• Problem
Look for the string "người" and copy every line that has it.

• Material for this exercise
● ● ●

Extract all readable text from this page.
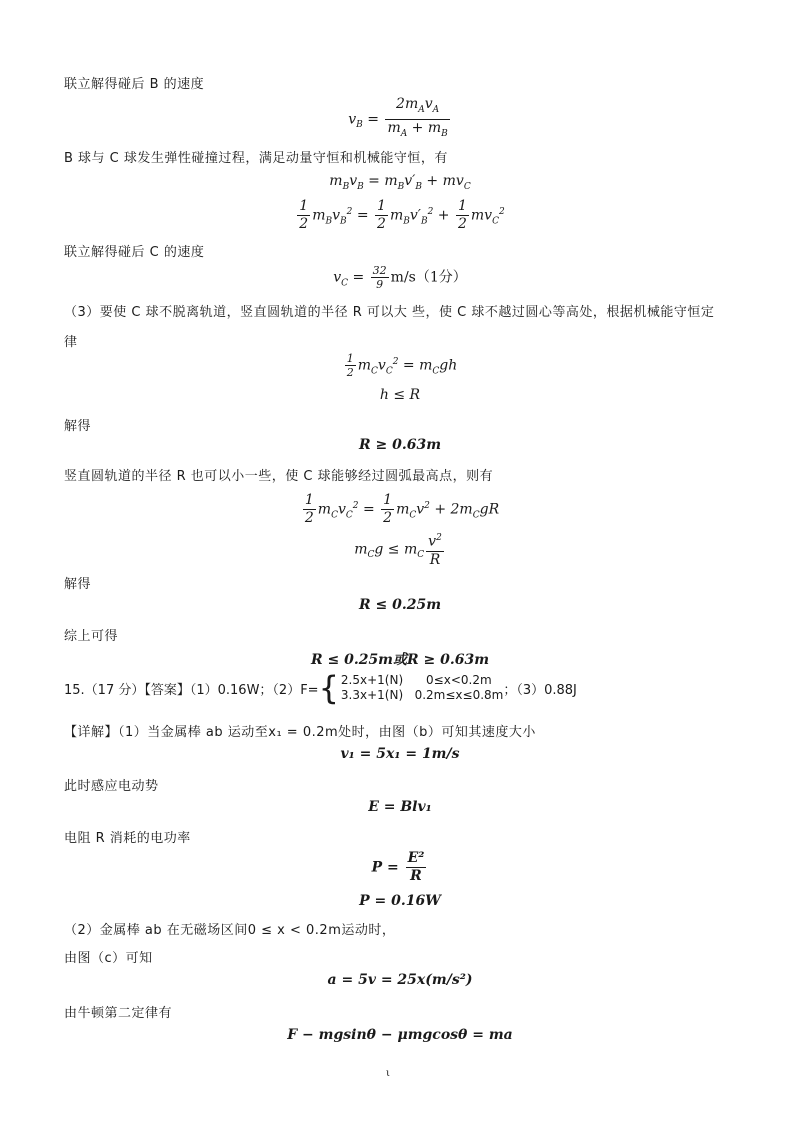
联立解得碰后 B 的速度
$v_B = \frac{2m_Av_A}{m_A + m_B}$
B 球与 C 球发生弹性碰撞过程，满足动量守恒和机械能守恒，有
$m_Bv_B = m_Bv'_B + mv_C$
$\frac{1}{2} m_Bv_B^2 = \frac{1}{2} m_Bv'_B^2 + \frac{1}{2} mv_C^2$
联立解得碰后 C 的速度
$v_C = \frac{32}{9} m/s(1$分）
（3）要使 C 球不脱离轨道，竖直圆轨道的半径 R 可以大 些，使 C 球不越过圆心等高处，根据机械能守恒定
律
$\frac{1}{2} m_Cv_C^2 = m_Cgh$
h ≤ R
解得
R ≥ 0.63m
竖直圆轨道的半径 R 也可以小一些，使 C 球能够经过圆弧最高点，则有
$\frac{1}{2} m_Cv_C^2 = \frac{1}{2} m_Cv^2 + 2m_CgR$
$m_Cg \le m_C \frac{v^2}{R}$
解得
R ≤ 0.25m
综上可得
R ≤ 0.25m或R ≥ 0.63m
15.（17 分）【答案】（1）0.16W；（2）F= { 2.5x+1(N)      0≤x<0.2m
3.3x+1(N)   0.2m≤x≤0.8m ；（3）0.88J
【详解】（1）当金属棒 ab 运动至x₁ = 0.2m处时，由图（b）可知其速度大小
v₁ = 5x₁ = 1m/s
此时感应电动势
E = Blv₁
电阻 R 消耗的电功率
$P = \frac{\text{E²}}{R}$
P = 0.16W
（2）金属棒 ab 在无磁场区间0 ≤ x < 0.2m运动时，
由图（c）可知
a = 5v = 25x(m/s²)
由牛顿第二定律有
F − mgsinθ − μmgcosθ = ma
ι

● ● ●

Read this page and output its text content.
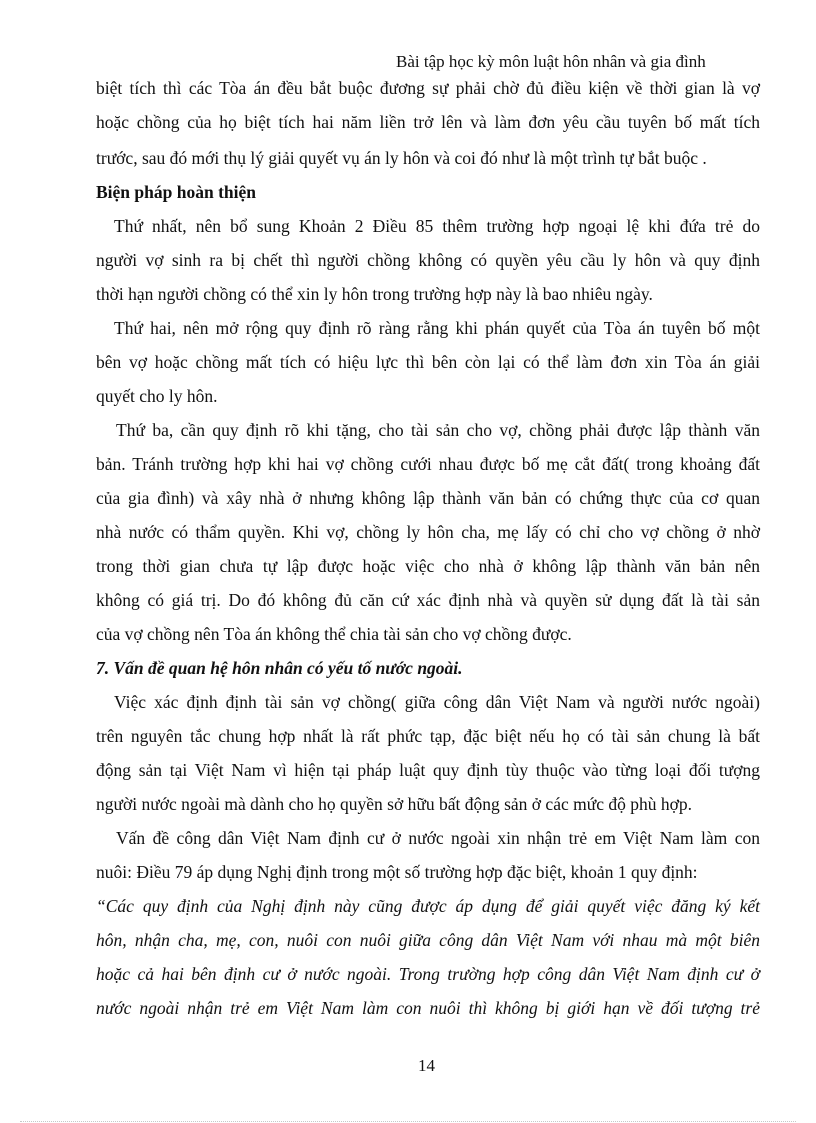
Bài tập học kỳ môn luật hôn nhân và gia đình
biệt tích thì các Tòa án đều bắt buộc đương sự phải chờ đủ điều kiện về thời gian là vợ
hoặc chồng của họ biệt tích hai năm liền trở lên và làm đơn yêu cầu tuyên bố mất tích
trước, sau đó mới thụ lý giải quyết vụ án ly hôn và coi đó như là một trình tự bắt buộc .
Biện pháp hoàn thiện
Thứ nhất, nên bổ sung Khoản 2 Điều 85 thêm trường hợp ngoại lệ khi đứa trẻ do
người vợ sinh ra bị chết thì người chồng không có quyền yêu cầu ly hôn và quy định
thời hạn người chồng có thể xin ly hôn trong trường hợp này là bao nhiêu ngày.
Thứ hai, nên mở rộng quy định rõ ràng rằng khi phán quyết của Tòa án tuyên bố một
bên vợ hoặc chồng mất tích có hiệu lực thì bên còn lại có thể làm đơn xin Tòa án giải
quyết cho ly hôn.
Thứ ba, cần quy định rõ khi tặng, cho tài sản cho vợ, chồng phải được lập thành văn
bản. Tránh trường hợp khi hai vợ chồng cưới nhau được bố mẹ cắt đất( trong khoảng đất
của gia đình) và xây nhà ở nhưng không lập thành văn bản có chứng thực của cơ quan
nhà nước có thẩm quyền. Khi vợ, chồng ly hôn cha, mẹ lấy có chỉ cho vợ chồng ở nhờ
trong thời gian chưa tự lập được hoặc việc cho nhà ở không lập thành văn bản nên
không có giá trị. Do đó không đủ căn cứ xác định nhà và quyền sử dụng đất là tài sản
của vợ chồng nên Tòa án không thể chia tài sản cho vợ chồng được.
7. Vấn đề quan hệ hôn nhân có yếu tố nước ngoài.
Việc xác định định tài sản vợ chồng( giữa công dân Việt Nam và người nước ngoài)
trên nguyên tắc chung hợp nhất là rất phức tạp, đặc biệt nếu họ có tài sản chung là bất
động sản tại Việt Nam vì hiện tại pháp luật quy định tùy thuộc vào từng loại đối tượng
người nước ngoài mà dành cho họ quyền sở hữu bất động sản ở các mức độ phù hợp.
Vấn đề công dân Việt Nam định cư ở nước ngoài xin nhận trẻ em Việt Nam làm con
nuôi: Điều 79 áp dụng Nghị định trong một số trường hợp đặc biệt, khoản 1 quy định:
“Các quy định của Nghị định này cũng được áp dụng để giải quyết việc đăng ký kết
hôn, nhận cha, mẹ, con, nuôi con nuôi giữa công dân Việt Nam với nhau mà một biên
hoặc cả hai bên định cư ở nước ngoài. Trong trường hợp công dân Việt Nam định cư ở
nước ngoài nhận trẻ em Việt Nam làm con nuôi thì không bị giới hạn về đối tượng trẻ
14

● ● ●

• Result of the task
người vợ sinh ra bị chết thì người chồng không có quyền yêu cầu ly hôn và quy định
thời hạn người chồng có thể xin ly hôn trong trường hợp này là bao nhiêu ngày.
Việc xác định định tài sản vợ chồng( giữa công dân Việt Nam và người nước ngoài)
người nước ngoài mà dành cho họ quyền sở hữu bất động sản ở các mức độ phù hợp.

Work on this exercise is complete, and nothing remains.